GIVEN INFORMATION
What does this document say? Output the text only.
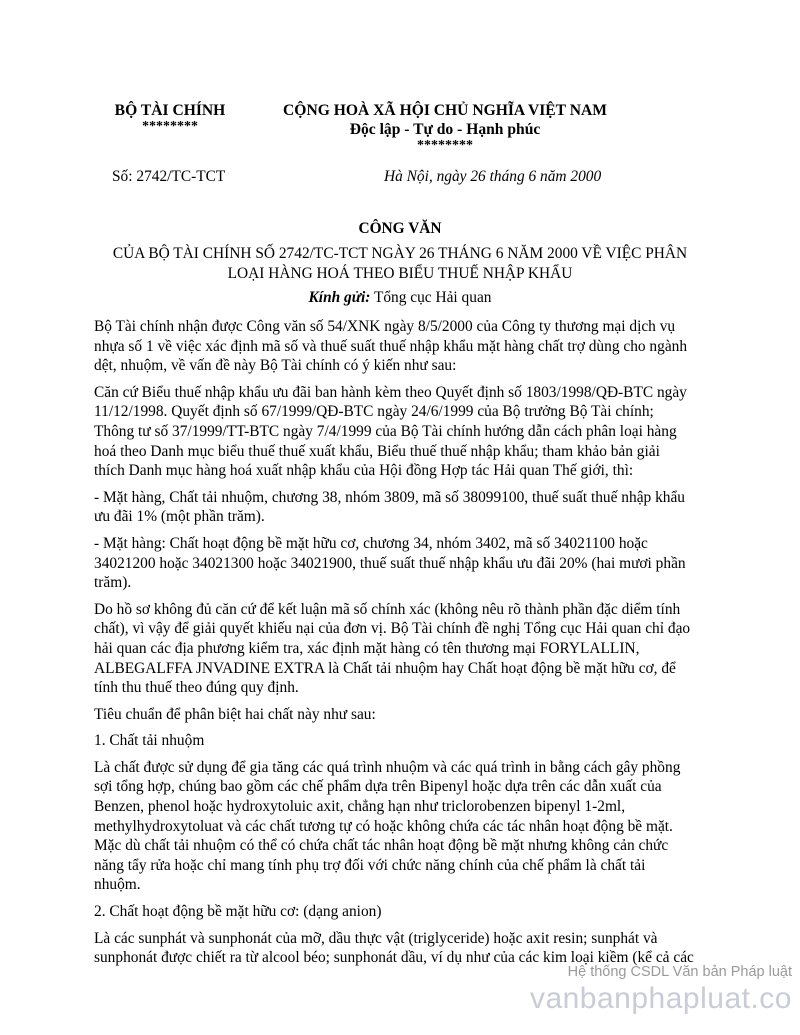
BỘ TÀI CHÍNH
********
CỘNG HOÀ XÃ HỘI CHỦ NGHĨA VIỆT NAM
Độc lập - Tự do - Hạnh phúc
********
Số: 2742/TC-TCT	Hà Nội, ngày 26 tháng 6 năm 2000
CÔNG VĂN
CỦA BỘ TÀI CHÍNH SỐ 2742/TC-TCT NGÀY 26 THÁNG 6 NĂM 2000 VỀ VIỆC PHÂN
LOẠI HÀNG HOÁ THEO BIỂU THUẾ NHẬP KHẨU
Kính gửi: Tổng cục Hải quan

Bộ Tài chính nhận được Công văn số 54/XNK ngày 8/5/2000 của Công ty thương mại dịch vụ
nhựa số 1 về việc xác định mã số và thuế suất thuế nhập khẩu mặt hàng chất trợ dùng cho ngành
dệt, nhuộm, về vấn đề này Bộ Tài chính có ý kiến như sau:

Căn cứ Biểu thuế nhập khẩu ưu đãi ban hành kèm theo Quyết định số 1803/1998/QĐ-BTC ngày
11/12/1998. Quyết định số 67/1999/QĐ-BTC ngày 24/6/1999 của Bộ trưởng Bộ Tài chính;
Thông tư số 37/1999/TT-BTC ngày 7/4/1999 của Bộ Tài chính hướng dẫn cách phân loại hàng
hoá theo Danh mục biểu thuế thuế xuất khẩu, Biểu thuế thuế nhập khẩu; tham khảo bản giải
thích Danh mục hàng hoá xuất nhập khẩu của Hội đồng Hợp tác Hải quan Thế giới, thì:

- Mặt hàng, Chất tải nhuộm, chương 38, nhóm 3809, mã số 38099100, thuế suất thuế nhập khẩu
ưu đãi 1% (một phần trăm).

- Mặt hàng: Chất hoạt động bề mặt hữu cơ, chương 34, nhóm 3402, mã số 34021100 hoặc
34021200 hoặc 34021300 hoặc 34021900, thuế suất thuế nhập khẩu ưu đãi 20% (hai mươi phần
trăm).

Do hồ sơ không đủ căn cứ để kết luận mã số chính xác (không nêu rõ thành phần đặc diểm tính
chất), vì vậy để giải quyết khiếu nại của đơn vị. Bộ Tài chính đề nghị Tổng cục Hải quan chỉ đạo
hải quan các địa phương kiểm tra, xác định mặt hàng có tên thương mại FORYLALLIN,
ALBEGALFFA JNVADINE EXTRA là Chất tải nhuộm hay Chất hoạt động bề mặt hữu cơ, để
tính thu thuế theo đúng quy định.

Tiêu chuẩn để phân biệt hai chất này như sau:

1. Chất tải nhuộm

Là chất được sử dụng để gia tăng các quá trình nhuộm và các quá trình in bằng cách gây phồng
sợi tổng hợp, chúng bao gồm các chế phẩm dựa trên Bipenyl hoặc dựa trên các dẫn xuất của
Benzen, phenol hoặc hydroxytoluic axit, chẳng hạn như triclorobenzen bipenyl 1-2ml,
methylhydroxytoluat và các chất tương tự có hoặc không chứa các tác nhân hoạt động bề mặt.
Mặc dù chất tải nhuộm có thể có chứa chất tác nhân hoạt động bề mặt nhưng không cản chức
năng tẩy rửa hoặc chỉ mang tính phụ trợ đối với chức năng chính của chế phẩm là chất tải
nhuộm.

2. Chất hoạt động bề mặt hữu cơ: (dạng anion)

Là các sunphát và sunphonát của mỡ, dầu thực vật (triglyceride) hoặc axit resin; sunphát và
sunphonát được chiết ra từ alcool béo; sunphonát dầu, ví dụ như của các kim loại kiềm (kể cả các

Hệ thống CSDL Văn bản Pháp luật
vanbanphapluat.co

DO THIS
Write out the full set of lines verbatim, without the pictures.

TASK SOLUTION
What does this document say? Output the text only.
BỘ TÀI CHÍNH
********
CỘNG HOÀ XÃ HỘI CHỦ NGHĨA VIỆT NAM
Độc lập - Tự do - Hạnh phúc
********
Số: 2742/TC-TCT	Hà Nội, ngày 26 tháng 6 năm 2000
CÔNG VĂN
CỦA BỘ TÀI CHÍNH SỐ 2742/TC-TCT NGÀY 26 THÁNG 6 NĂM 2000 VỀ VIỆC PHÂN
LOẠI HÀNG HOÁ THEO BIỂU THUẾ NHẬP KHẨU
Kính gửi: Tổng cục Hải quan

Bộ Tài chính nhận được Công văn số 54/XNK ngày 8/5/2000 của Công ty thương mại dịch vụ
nhựa số 1 về việc xác định mã số và thuế suất thuế nhập khẩu mặt hàng chất trợ dùng cho ngành
dệt, nhuộm, về vấn đề này Bộ Tài chính có ý kiến như sau:

Căn cứ Biểu thuế nhập khẩu ưu đãi ban hành kèm theo Quyết định số 1803/1998/QĐ-BTC ngày
11/12/1998. Quyết định số 67/1999/QĐ-BTC ngày 24/6/1999 của Bộ trưởng Bộ Tài chính;
Thông tư số 37/1999/TT-BTC ngày 7/4/1999 của Bộ Tài chính hướng dẫn cách phân loại hàng
hoá theo Danh mục biểu thuế thuế xuất khẩu, Biểu thuế thuế nhập khẩu; tham khảo bản giải
thích Danh mục hàng hoá xuất nhập khẩu của Hội đồng Hợp tác Hải quan Thế giới, thì:

- Mặt hàng, Chất tải nhuộm, chương 38, nhóm 3809, mã số 38099100, thuế suất thuế nhập khẩu
ưu đãi 1% (một phần trăm).

- Mặt hàng: Chất hoạt động bề mặt hữu cơ, chương 34, nhóm 3402, mã số 34021100 hoặc
34021200 hoặc 34021300 hoặc 34021900, thuế suất thuế nhập khẩu ưu đãi 20% (hai mươi phần
trăm).

Do hồ sơ không đủ căn cứ để kết luận mã số chính xác (không nêu rõ thành phần đặc diểm tính
chất), vì vậy để giải quyết khiếu nại của đơn vị. Bộ Tài chính đề nghị Tổng cục Hải quan chỉ đạo
hải quan các địa phương kiểm tra, xác định mặt hàng có tên thương mại FORYLALLIN,
ALBEGALFFA JNVADINE EXTRA là Chất tải nhuộm hay Chất hoạt động bề mặt hữu cơ, để
tính thu thuế theo đúng quy định.

Tiêu chuẩn để phân biệt hai chất này như sau:

1. Chất tải nhuộm

Là chất được sử dụng để gia tăng các quá trình nhuộm và các quá trình in bằng cách gây phồng
sợi tổng hợp, chúng bao gồm các chế phẩm dựa trên Bipenyl hoặc dựa trên các dẫn xuất của
Benzen, phenol hoặc hydroxytoluic axit, chẳng hạn như triclorobenzen bipenyl 1-2ml,
methylhydroxytoluat và các chất tương tự có hoặc không chứa các tác nhân hoạt động bề mặt.
Mặc dù chất tải nhuộm có thể có chứa chất tác nhân hoạt động bề mặt nhưng không cản chức
năng tẩy rửa hoặc chỉ mang tính phụ trợ đối với chức năng chính của chế phẩm là chất tải
nhuộm.

2. Chất hoạt động bề mặt hữu cơ: (dạng anion)

Là các sunphát và sunphonát của mỡ, dầu thực vật (triglyceride) hoặc axit resin; sunphát và
sunphonát được chiết ra từ alcool béo; sunphonát dầu, ví dụ như của các kim loại kiềm (kể cả các

Hệ thống CSDL Văn bản Pháp luật
vanbanphapluat.co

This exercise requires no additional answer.